* START *

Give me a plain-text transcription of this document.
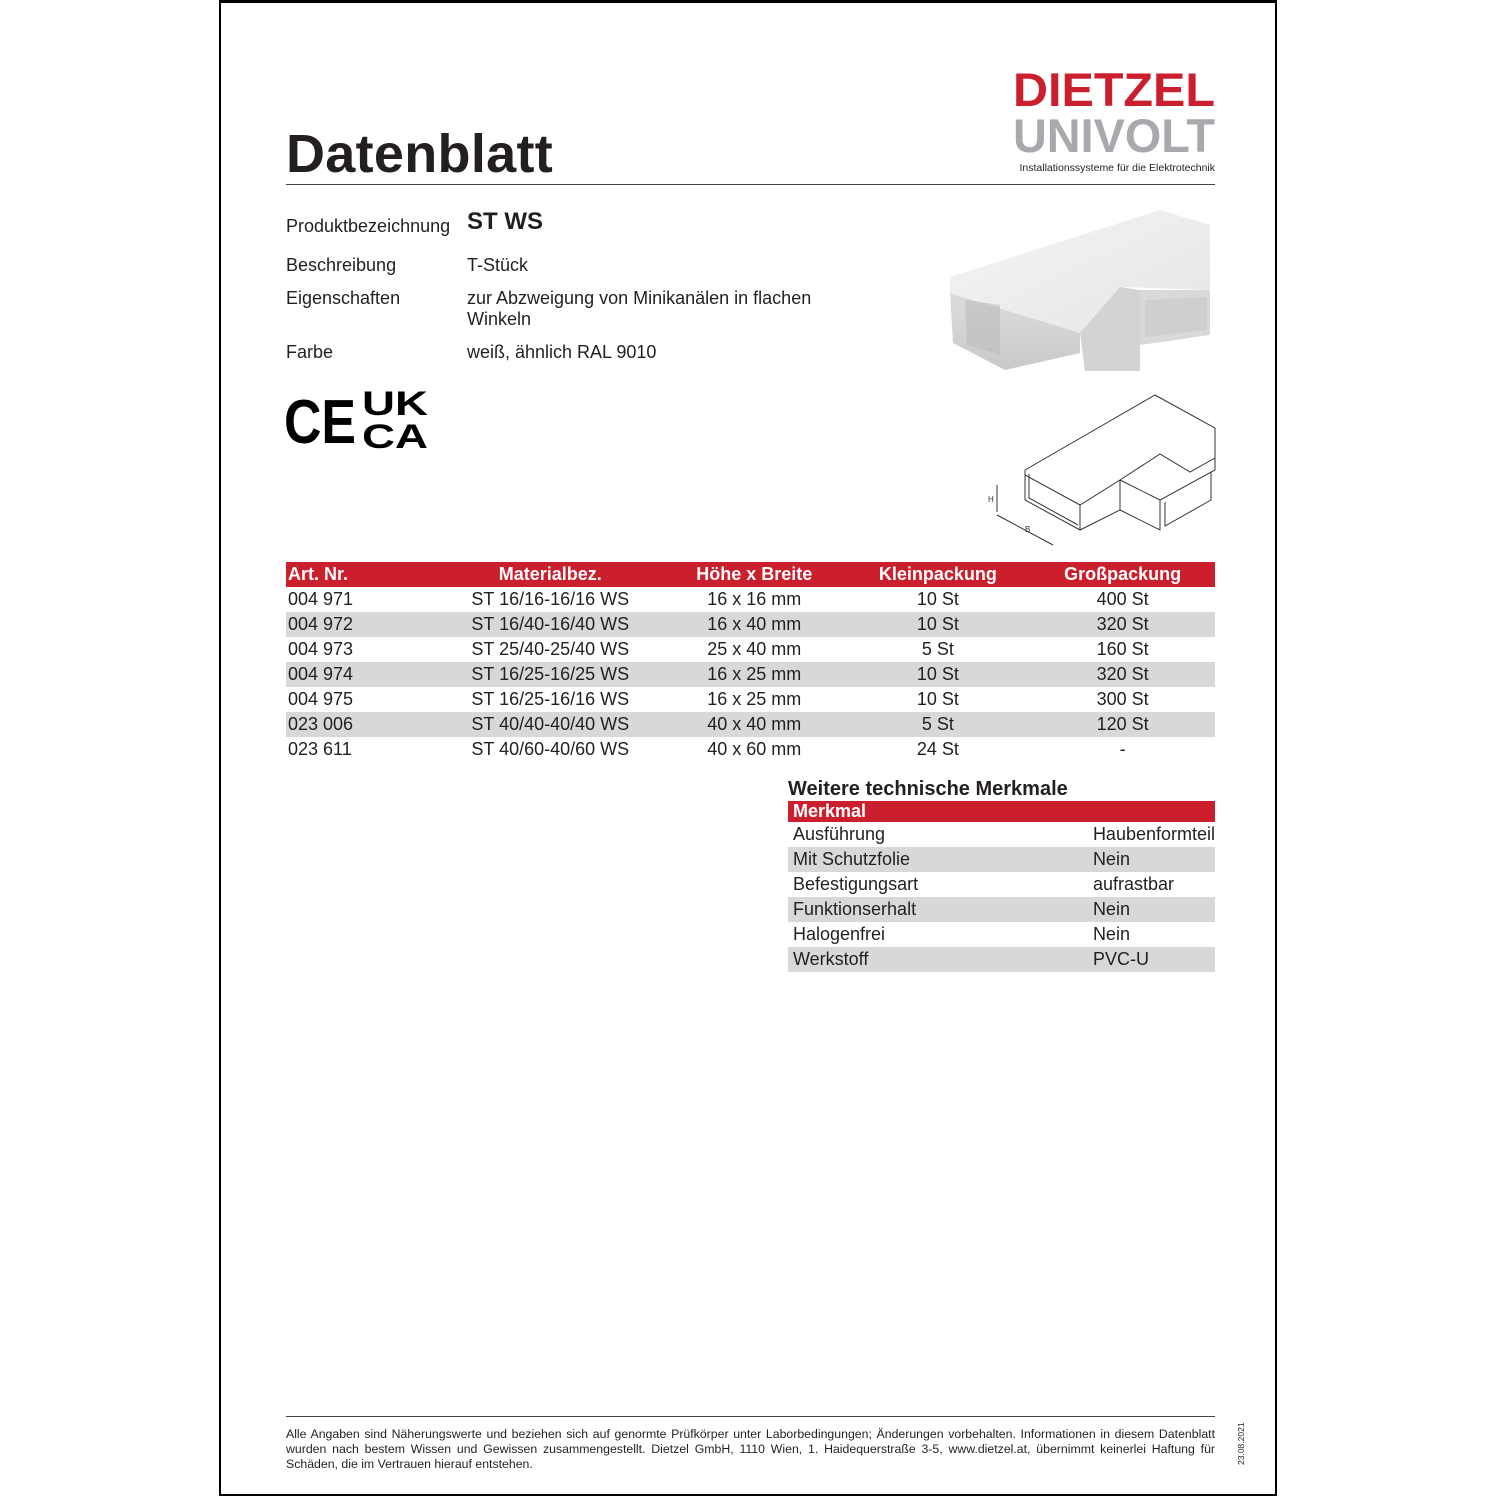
Datenblatt
DIETZEL
UNIVOLT
Installationssysteme für die Elektrotechnik
Produktbezeichnung ST WS
Beschreibung	T-Stück
Eigenschaften	zur Abzweigung von Minikanälen in flachen Winkeln
Farbe	weiß, ähnlich RAL 9010
CE UK
CA
H
B
Art. Nr.	Materialbez.	Höhe x Breite	Kleinpackung	Großpackung
004 971	ST 16/16-16/16 WS	16 x 16 mm	10 St	400 St
004 972	ST 16/40-16/40 WS	16 x 40 mm	10 St	320 St
004 973	ST 25/40-25/40 WS	25 x 40 mm	5 St	160 St
004 974	ST 16/25-16/25 WS	16 x 25 mm	10 St	320 St
004 975	ST 16/25-16/16 WS	16 x 25 mm	10 St	300 St
023 006	ST 40/40-40/40 WS	40 x 40 mm	5 St	120 St
023 611	ST 40/60-40/60 WS	40 x 60 mm	24 St	-
Weitere technische Merkmale
Merkmal	
Ausführung	Haubenformteil
Mit Schutzfolie	Nein
Befestigungsart	aufrastbar
Funktionserhalt	Nein
Halogenfrei	Nein
Werkstoff	PVC-U
Alle Angaben sind Näherungswerte und beziehen sich auf genormte Prüfkörper unter Laborbedingungen; Änderungen vorbehalten. Informationen in diesem Datenblatt wurden nach bestem Wissen und Gewissen zusammengestellt. Dietzel GmbH, 1110 Wien, 1. Haidequerstraße 3-5, www.dietzel.at, übernimmt keinerlei Haftung für Schäden, die im Vertrauen hierauf entstehen.	23.08.2021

* END *

#### Prompt
Output all the records, word for word, with no pictures in the copy.

#### Solution
Give me a plain-text transcription of this document.
Datenblatt
DIETZEL
UNIVOLT
Installationssysteme für die Elektrotechnik
Produktbezeichnung ST WS
Beschreibung	T-Stück
Eigenschaften	zur Abzweigung von Minikanälen in flachen Winkeln
Farbe	weiß, ähnlich RAL 9010
CE UK
CA
H
B
Art. Nr.	Materialbez.	Höhe x Breite	Kleinpackung	Großpackung
004 971	ST 16/16-16/16 WS	16 x 16 mm	10 St	400 St
004 972	ST 16/40-16/40 WS	16 x 40 mm	10 St	320 St
004 973	ST 25/40-25/40 WS	25 x 40 mm	5 St	160 St
004 974	ST 16/25-16/25 WS	16 x 25 mm	10 St	320 St
004 975	ST 16/25-16/16 WS	16 x 25 mm	10 St	300 St
023 006	ST 40/40-40/40 WS	40 x 40 mm	5 St	120 St
023 611	ST 40/60-40/60 WS	40 x 60 mm	24 St	-
Weitere technische Merkmale
Merkmal	
Ausführung	Haubenformteil
Mit Schutzfolie	Nein
Befestigungsart	aufrastbar
Funktionserhalt	Nein
Halogenfrei	Nein
Werkstoff	PVC-U
Alle Angaben sind Näherungswerte und beziehen sich auf genormte Prüfkörper unter Laborbedingungen; Änderungen vorbehalten. Informationen in diesem Datenblatt wurden nach bestem Wissen und Gewissen zusammengestellt. Dietzel GmbH, 1110 Wien, 1. Haidequerstraße 3-5, www.dietzel.at, übernimmt keinerlei Haftung für Schäden, die im Vertrauen hierauf entstehen.	23.08.2021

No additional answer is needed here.